Dataset items:
■ ■ ■ ■ ■

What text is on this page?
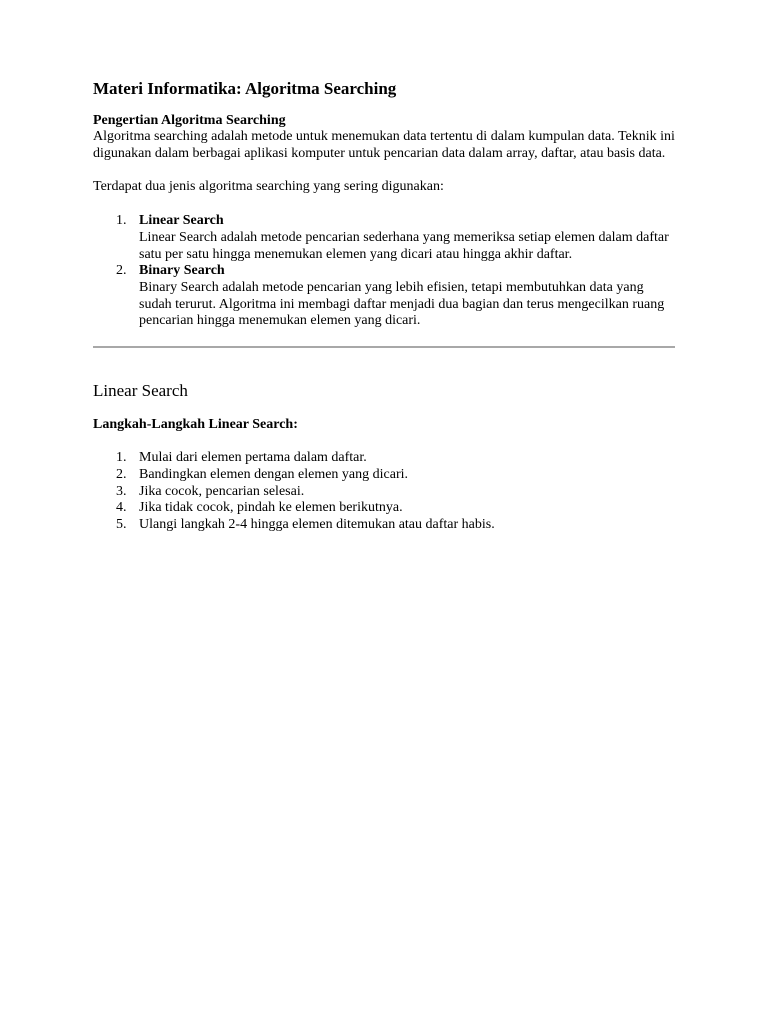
Materi Informatika: Algoritma Searching

Pengertian Algoritma Searching

Algoritma searching adalah metode untuk menemukan data tertentu di dalam kumpulan data. Teknik ini digunakan dalam berbagai aplikasi komputer untuk pencarian data dalam array, daftar, atau basis data.

Terdapat dua jenis algoritma searching yang sering digunakan:

1. Linear Search
Linear Search adalah metode pencarian sederhana yang memeriksa setiap elemen dalam daftar satu per satu hingga menemukan elemen yang dicari atau hingga akhir daftar.
2. Binary Search
Binary Search adalah metode pencarian yang lebih efisien, tetapi membutuhkan data yang sudah terurut. Algoritma ini membagi daftar menjadi dua bagian dan terus mengecilkan ruang pencarian hingga menemukan elemen yang dicari.
Linear Search

Langkah-Langkah Linear Search:

1. Mulai dari elemen pertama dalam daftar.
2. Bandingkan elemen dengan elemen yang dicari.
3. Jika cocok, pencarian selesai.
4. Jika tidak cocok, pindah ke elemen berikutnya.
5. Ulangi langkah 2-4 hingga elemen ditemukan atau daftar habis.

■ ■ ■ ■ ■

> [EXERCISE]: Going through the records above, state how many lines carry "Binary", with no other text.

> [TASK ANSWER]: 2